▶ [Instructions for the task]:
How many of the lines contain the string "très"? Give the number, with no other words.

▶ [Input rows]:
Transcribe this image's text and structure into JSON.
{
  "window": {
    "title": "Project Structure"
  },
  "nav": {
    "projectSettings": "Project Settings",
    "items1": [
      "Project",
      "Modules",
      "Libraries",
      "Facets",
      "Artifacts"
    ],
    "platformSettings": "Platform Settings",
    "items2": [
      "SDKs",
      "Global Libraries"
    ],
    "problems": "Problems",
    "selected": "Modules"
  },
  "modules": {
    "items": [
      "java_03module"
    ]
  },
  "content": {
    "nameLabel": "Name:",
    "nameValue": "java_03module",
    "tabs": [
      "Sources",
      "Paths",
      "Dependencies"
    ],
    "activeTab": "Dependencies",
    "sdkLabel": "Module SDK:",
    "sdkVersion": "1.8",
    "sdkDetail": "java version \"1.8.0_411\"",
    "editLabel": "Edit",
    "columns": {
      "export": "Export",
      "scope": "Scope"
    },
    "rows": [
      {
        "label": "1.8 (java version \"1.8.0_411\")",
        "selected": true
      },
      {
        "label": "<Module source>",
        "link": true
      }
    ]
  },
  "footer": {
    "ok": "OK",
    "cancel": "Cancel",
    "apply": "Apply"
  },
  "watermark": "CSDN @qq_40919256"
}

* * *

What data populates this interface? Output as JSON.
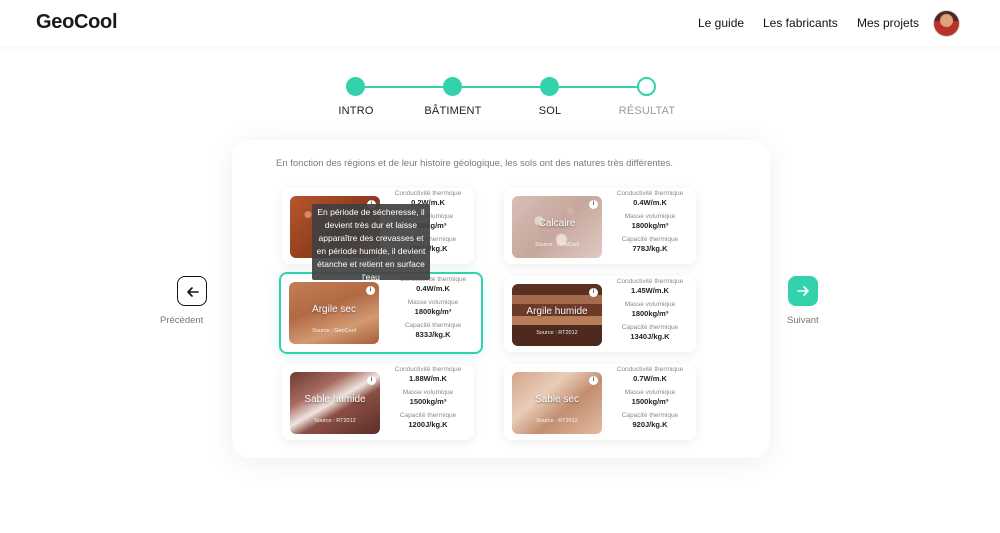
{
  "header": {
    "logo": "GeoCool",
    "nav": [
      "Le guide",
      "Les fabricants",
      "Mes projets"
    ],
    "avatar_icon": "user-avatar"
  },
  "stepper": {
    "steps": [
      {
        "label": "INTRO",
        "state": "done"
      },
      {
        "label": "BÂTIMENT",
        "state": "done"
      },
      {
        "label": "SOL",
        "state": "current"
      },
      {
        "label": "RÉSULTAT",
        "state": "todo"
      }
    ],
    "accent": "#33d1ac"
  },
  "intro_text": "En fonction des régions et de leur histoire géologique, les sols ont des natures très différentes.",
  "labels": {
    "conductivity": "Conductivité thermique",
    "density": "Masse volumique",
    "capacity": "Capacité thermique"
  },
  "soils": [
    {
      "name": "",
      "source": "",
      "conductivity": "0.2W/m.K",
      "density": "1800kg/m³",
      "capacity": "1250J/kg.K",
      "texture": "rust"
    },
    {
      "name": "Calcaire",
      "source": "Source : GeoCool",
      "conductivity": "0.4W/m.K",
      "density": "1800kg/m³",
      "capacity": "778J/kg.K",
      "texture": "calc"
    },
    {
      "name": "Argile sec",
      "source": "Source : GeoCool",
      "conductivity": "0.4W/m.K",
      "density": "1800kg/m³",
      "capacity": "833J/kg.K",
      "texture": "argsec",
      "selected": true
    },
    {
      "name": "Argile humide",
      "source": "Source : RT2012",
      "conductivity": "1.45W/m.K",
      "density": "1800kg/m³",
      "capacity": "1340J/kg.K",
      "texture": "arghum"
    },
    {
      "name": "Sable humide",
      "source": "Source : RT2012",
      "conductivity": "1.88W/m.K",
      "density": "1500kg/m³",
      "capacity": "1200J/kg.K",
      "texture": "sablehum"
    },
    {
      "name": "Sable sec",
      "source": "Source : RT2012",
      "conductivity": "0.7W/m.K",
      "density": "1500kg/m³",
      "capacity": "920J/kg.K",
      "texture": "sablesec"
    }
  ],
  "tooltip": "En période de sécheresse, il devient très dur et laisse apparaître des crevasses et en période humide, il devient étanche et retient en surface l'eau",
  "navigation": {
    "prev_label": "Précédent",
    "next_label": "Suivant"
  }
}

▶ [Correct response]:
2